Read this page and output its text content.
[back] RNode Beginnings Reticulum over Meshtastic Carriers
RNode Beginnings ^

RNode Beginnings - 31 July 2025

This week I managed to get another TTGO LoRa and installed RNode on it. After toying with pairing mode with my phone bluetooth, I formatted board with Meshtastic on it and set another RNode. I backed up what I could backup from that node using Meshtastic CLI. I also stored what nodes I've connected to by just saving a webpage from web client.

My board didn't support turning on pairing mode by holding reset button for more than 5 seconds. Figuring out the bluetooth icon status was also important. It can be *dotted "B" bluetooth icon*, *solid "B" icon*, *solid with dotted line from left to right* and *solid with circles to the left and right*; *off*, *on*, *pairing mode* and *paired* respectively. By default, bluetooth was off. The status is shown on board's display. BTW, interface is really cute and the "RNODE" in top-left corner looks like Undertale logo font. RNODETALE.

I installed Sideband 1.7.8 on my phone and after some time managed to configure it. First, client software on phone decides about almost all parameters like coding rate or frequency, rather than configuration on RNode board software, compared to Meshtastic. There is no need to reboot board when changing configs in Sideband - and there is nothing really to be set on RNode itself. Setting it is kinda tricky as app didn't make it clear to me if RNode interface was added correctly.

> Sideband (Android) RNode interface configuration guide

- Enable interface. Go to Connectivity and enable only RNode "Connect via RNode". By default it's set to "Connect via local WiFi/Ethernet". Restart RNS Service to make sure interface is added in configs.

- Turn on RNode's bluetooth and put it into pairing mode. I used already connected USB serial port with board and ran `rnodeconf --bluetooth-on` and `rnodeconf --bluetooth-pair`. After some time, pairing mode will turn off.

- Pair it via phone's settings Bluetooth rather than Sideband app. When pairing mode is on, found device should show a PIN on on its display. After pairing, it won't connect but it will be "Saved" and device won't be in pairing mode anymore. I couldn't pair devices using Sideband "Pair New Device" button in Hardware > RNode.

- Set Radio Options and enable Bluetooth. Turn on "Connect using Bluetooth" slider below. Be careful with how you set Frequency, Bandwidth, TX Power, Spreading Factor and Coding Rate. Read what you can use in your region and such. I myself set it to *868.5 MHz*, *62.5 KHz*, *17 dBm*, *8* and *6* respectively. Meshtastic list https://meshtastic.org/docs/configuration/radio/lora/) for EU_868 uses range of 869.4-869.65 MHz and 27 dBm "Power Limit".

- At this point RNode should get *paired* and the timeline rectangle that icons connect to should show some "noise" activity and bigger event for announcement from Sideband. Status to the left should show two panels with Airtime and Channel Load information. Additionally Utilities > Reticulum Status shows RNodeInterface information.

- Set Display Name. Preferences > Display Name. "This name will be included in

The problem: Copy out each record exactly as given, omitting none.

Completed task:
Read this page and output its text content.
[back] RNode Beginnings Reticulum over Meshtastic Carriers
RNode Beginnings ^

RNode Beginnings - 31 July 2025

This week I managed to get another TTGO LoRa and installed RNode on it. After toying with pairing mode with my phone bluetooth, I formatted board with Meshtastic on it and set another RNode. I backed up what I could backup from that node using Meshtastic CLI. I also stored what nodes I've connected to by just saving a webpage from web client.

My board didn't support turning on pairing mode by holding reset button for more than 5 seconds. Figuring out the bluetooth icon status was also important. It can be *dotted "B" bluetooth icon*, *solid "B" icon*, *solid with dotted line from left to right* and *solid with circles to the left and right*; *off*, *on*, *pairing mode* and *paired* respectively. By default, bluetooth was off. The status is shown on board's display. BTW, interface is really cute and the "RNODE" in top-left corner looks like Undertale logo font. RNODETALE.

I installed Sideband 1.7.8 on my phone and after some time managed to configure it. First, client software on phone decides about almost all parameters like coding rate or frequency, rather than configuration on RNode board software, compared to Meshtastic. There is no need to reboot board when changing configs in Sideband - and there is nothing really to be set on RNode itself. Setting it is kinda tricky as app didn't make it clear to me if RNode interface was added correctly.

> Sideband (Android) RNode interface configuration guide

- Enable interface. Go to Connectivity and enable only RNode "Connect via RNode". By default it's set to "Connect via local WiFi/Ethernet". Restart RNS Service to make sure interface is added in configs.

- Turn on RNode's bluetooth and put it into pairing mode. I used already connected USB serial port with board and ran `rnodeconf --bluetooth-on` and `rnodeconf --bluetooth-pair`. After some time, pairing mode will turn off.

- Pair it via phone's settings Bluetooth rather than Sideband app. When pairing mode is on, found device should show a PIN on on its display. After pairing, it won't connect but it will be "Saved" and device won't be in pairing mode anymore. I couldn't pair devices using Sideband "Pair New Device" button in Hardware > RNode.

- Set Radio Options and enable Bluetooth. Turn on "Connect using Bluetooth" slider below. Be careful with how you set Frequency, Bandwidth, TX Power, Spreading Factor and Coding Rate. Read what you can use in your region and such. I myself set it to *868.5 MHz*, *62.5 KHz*, *17 dBm*, *8* and *6* respectively. Meshtastic list https://meshtastic.org/docs/configuration/radio/lora/) for EU_868 uses range of 869.4-869.65 MHz and 27 dBm "Power Limit".

- At this point RNode should get *paired* and the timeline rectangle that icons connect to should show some "noise" activity and bigger event for announcement from Sideband. Status to the left should show two panels with Airtime and Channel Load information. Additionally Utilities > Reticulum Status shows RNodeInterface information.

- Set Display Name. Preferences > Display Name. "This name will be included in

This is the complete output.